* Begin GIVEN RECORDS *
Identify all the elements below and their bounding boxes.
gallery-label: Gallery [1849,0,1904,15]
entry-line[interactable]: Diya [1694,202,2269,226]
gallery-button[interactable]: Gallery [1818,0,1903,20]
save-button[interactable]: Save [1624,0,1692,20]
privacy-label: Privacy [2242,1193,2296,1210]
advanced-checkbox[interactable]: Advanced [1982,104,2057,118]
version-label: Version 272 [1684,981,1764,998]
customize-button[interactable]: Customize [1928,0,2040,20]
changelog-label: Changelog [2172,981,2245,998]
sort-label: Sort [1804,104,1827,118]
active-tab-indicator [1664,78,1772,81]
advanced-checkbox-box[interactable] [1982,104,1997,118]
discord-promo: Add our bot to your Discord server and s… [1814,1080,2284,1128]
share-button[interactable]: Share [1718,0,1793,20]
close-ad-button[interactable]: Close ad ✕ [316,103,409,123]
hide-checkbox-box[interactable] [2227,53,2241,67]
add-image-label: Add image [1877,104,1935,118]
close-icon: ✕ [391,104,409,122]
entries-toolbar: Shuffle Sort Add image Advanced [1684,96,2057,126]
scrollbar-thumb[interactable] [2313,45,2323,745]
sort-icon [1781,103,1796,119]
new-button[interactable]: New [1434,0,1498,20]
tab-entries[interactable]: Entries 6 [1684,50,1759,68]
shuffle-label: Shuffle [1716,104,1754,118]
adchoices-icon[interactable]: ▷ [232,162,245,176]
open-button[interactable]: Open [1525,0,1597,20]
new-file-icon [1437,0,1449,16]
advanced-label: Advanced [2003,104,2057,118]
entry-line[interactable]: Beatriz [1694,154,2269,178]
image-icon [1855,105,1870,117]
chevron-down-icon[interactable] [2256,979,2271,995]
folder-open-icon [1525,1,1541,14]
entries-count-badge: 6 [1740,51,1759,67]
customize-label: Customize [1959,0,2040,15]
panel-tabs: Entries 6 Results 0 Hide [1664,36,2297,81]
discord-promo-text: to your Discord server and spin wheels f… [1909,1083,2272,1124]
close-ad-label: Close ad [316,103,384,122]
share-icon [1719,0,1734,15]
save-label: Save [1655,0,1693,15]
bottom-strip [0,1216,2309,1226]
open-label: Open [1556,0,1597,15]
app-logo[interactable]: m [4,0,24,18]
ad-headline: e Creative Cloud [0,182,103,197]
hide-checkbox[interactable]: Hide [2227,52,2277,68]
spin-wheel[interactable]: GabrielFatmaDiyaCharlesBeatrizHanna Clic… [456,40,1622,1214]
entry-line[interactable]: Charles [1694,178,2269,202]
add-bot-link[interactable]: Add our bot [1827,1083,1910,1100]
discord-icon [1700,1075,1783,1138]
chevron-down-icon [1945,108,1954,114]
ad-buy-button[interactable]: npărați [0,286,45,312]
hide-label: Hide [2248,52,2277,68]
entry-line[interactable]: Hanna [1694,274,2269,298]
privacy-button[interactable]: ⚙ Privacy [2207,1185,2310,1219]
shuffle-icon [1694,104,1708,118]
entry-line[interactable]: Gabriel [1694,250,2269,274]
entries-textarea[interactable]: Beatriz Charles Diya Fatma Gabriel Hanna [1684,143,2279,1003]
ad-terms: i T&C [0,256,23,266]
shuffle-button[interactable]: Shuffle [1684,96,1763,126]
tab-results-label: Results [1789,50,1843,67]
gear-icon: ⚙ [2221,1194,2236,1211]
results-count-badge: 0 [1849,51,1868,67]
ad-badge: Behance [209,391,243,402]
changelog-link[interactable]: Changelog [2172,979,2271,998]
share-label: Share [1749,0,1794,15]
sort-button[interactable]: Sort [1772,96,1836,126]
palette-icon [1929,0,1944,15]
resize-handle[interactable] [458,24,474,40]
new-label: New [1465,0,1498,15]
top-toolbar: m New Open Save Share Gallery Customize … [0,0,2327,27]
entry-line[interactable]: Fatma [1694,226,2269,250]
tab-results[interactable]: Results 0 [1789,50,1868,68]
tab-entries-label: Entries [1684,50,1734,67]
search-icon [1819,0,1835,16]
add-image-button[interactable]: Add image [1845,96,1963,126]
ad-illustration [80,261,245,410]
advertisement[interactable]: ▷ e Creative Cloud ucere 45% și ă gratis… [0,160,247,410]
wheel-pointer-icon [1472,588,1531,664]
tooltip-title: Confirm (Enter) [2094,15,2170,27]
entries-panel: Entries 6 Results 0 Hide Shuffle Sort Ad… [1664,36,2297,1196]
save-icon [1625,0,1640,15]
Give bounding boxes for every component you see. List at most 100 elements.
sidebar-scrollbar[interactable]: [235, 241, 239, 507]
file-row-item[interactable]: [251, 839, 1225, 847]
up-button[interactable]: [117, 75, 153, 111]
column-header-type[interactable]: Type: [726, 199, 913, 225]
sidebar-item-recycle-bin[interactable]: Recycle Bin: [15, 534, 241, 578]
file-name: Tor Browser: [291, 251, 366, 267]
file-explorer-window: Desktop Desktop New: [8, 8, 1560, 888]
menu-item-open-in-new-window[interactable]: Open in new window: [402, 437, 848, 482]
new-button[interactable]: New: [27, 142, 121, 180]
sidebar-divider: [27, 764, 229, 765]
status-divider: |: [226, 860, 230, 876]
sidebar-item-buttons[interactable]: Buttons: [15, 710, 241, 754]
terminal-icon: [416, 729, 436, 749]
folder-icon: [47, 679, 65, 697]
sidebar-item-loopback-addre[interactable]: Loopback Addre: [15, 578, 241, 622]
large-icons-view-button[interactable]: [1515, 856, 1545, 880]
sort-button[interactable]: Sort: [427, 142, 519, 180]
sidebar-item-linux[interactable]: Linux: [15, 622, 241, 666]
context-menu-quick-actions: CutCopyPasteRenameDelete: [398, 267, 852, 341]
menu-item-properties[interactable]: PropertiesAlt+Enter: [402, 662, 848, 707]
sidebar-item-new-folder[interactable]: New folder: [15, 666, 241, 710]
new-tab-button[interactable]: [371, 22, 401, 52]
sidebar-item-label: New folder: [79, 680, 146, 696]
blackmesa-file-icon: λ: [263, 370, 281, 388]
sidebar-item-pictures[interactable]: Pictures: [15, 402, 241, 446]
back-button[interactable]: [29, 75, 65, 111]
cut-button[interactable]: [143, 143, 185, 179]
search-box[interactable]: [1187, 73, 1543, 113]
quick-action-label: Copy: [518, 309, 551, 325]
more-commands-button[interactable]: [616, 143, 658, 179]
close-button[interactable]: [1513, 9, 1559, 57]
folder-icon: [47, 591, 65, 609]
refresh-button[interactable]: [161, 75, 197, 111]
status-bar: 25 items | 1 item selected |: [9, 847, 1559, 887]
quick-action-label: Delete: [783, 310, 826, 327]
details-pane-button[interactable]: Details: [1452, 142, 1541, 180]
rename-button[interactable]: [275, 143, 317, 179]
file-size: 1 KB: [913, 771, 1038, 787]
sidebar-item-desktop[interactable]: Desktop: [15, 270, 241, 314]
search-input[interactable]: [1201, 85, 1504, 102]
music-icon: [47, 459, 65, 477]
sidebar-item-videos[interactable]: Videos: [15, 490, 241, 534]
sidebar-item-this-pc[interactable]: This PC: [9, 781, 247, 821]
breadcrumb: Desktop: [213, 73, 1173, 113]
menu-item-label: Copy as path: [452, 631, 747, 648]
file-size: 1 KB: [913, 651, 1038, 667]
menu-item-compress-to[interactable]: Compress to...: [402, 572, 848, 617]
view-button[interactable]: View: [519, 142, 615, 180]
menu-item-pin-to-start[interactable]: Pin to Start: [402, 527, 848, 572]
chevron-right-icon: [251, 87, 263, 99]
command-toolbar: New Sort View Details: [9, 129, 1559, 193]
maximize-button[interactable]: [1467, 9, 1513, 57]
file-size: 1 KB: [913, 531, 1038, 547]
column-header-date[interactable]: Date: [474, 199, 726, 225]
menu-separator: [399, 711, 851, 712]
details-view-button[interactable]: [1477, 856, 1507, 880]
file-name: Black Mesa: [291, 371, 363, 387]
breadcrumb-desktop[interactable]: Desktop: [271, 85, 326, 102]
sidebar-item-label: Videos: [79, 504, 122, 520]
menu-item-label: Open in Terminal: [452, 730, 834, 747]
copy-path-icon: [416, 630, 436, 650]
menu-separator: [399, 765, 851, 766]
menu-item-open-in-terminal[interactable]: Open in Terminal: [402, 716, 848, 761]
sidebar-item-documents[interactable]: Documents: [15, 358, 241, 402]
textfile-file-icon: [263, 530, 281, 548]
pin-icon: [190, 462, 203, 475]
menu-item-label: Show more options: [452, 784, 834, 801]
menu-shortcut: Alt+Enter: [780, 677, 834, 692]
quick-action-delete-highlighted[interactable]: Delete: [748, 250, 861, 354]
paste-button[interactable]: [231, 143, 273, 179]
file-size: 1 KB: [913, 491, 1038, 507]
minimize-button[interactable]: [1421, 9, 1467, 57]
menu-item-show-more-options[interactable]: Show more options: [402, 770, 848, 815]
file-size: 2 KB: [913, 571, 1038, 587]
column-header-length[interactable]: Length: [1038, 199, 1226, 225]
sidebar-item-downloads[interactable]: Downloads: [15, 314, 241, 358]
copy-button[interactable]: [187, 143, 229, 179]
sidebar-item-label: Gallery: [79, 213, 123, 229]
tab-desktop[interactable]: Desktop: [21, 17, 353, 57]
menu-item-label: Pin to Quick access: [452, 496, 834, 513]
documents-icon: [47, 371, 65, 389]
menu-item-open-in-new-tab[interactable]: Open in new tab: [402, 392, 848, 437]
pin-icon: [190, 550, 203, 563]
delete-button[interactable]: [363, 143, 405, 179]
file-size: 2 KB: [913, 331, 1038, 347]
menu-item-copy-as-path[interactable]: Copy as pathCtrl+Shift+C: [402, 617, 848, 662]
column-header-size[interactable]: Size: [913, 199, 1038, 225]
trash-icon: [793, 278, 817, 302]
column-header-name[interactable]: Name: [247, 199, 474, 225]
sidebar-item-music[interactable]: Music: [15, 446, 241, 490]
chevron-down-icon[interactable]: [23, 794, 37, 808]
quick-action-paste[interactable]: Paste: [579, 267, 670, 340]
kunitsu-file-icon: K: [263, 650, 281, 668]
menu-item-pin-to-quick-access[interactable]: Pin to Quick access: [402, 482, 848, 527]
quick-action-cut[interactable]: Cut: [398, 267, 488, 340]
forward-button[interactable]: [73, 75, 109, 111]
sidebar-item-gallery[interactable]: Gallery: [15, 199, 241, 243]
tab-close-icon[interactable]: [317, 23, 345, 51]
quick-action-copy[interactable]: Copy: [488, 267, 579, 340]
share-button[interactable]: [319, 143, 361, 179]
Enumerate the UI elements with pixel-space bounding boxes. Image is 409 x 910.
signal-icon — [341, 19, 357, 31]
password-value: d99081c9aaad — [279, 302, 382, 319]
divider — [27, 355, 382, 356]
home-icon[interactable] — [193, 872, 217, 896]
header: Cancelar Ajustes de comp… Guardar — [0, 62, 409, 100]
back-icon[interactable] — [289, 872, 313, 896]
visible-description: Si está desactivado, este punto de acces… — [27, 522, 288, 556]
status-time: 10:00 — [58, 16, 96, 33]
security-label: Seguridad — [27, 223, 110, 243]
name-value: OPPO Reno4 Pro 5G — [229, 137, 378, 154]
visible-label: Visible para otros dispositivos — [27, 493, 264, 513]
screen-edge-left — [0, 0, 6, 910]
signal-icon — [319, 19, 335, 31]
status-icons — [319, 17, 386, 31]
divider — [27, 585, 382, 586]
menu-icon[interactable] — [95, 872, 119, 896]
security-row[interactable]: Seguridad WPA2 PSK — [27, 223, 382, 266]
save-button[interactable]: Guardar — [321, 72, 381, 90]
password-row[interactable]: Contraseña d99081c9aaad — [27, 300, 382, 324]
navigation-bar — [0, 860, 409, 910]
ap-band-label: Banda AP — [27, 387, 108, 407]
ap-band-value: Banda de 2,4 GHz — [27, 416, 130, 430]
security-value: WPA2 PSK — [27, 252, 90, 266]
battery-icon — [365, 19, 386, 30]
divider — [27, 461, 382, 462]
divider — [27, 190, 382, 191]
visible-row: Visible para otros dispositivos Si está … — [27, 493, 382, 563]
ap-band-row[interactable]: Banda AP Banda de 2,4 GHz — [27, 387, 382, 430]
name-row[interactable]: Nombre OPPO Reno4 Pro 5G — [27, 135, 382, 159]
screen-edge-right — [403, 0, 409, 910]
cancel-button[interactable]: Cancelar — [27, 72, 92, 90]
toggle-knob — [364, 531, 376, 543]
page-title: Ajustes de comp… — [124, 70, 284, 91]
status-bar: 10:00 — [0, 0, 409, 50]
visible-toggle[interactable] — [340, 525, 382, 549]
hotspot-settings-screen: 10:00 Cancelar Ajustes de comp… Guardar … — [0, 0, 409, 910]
* End GIVEN RECORDS *
▶ _GIVEN REQUEST_
Show every line above that contains the string "Changelog". Case counts.

▶ _SOLUTION_
changelog-label: Changelog [2172,981,2245,998]
changelog-link[interactable]: Changelog [2172,979,2271,998]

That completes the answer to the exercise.